[Collection entries]
+++
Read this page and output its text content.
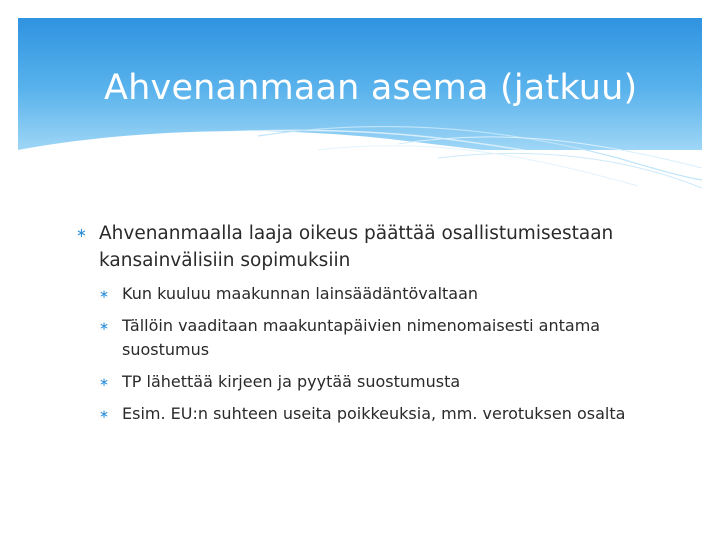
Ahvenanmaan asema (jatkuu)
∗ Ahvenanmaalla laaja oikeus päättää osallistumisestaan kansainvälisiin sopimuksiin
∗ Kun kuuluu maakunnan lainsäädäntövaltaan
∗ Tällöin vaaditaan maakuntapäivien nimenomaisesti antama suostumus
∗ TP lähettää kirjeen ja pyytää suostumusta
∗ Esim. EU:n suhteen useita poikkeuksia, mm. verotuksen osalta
+++
Reproduce the entries above without change, omitting all pictures.

Result of the exercise:
Read this page and output its text content.
Ahvenanmaan asema (jatkuu)
∗ Ahvenanmaalla laaja oikeus päättää osallistumisestaan kansainvälisiin sopimuksiin
∗ Kun kuuluu maakunnan lainsäädäntövaltaan
∗ Tällöin vaaditaan maakuntapäivien nimenomaisesti antama suostumus
∗ TP lähettää kirjeen ja pyytää suostumusta
∗ Esim. EU:n suhteen useita poikkeuksia, mm. verotuksen osalta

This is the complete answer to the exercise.